- [Problem statement] State the number of lines that contain the word "this", and add nothing else.

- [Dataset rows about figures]
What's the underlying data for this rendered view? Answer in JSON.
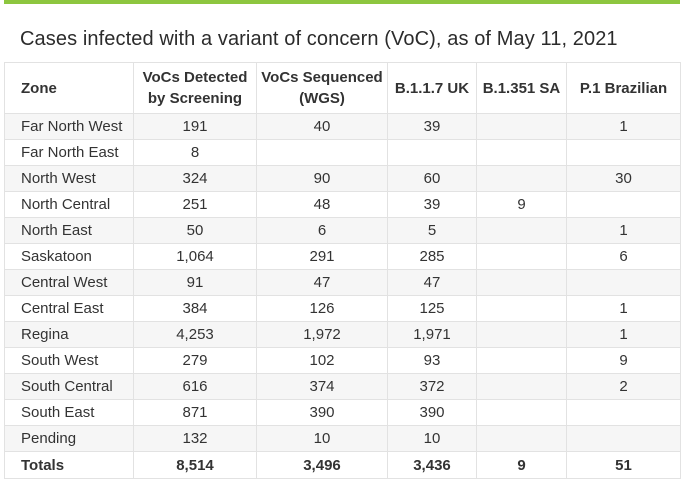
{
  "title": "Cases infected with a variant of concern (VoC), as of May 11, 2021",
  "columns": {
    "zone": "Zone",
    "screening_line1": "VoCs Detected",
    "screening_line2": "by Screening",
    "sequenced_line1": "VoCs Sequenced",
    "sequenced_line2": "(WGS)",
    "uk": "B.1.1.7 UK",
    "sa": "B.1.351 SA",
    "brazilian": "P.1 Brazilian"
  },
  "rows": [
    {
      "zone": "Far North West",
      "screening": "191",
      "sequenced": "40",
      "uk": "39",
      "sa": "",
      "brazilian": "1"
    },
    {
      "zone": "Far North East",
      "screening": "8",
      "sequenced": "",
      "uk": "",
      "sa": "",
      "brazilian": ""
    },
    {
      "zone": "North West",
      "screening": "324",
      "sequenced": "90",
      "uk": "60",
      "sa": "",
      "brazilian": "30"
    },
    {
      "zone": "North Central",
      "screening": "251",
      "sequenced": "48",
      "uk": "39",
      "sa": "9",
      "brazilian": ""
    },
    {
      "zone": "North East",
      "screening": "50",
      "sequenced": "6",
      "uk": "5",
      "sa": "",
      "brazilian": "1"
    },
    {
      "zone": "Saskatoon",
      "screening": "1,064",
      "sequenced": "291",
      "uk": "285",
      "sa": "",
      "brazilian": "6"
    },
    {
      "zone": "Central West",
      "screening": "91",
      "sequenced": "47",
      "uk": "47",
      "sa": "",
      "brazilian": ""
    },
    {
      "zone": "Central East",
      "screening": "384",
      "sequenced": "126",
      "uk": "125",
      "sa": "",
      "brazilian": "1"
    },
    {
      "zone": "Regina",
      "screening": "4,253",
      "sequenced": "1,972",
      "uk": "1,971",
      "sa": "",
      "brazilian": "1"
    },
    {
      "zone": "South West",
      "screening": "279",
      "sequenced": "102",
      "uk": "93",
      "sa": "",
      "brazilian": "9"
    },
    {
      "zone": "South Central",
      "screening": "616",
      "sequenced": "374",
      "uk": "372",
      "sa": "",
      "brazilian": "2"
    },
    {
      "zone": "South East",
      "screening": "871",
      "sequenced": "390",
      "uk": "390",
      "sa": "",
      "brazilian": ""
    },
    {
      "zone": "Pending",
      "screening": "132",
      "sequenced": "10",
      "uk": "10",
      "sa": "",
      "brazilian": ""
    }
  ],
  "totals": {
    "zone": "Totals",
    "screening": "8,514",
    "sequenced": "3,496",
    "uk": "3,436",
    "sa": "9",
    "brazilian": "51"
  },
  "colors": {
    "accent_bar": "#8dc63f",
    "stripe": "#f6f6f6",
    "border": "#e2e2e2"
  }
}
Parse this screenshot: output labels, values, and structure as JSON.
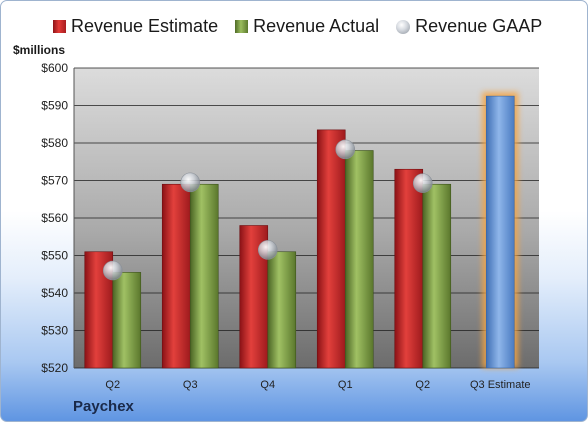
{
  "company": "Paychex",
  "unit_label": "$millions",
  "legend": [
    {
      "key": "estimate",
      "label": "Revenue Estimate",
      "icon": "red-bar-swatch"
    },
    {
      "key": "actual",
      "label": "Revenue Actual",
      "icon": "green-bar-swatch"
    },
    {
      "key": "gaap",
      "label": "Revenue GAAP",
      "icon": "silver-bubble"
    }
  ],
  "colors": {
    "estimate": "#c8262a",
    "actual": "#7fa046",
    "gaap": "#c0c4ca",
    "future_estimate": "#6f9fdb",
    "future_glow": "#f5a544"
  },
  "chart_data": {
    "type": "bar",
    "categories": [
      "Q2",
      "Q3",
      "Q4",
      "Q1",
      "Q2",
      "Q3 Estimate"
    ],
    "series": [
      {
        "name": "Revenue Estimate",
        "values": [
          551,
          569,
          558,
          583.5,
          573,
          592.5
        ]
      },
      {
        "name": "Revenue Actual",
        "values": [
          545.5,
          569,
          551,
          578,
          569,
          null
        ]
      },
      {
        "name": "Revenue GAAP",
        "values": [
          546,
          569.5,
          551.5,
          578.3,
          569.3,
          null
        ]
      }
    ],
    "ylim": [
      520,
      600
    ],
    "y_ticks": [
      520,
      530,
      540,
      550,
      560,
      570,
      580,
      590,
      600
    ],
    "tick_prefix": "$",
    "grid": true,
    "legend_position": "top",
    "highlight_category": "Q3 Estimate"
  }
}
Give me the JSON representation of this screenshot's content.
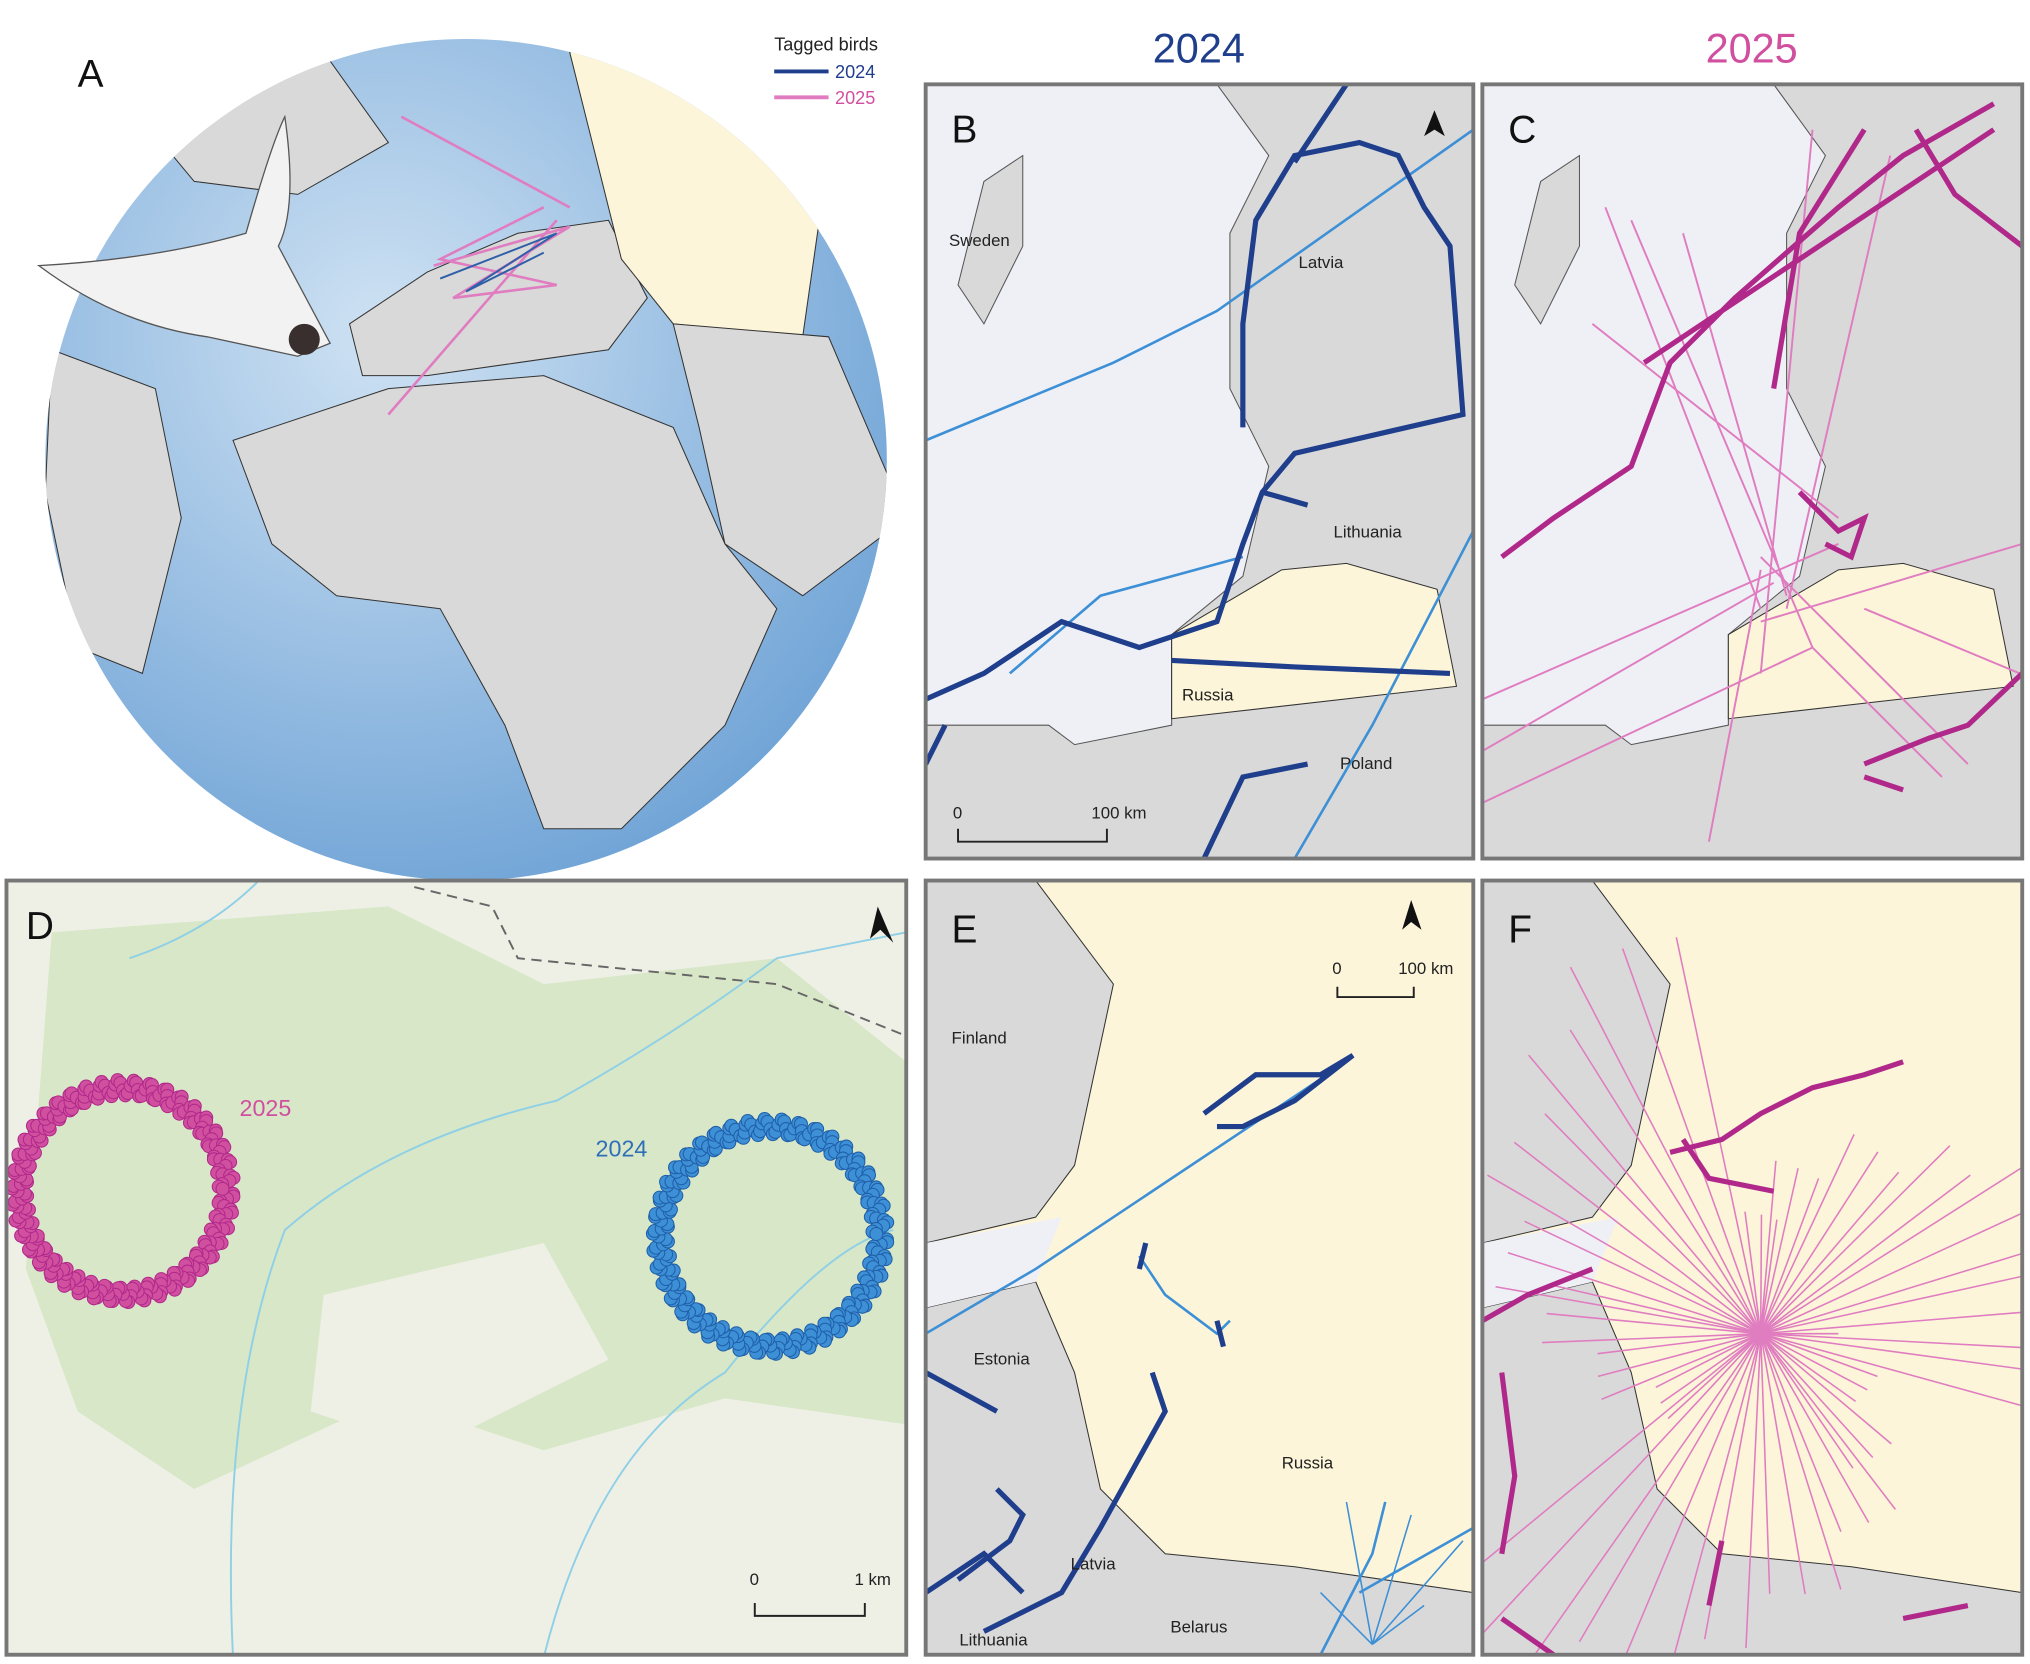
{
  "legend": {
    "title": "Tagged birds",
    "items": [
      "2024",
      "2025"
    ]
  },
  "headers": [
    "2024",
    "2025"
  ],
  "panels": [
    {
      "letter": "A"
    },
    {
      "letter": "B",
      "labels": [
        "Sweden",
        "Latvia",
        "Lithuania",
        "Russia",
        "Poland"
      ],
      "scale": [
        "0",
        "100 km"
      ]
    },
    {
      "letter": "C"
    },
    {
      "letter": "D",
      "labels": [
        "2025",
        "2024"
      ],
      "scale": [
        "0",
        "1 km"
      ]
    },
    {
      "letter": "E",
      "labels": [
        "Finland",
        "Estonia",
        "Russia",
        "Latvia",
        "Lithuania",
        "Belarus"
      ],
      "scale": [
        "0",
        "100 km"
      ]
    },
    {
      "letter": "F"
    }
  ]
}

- [Result of the task] 3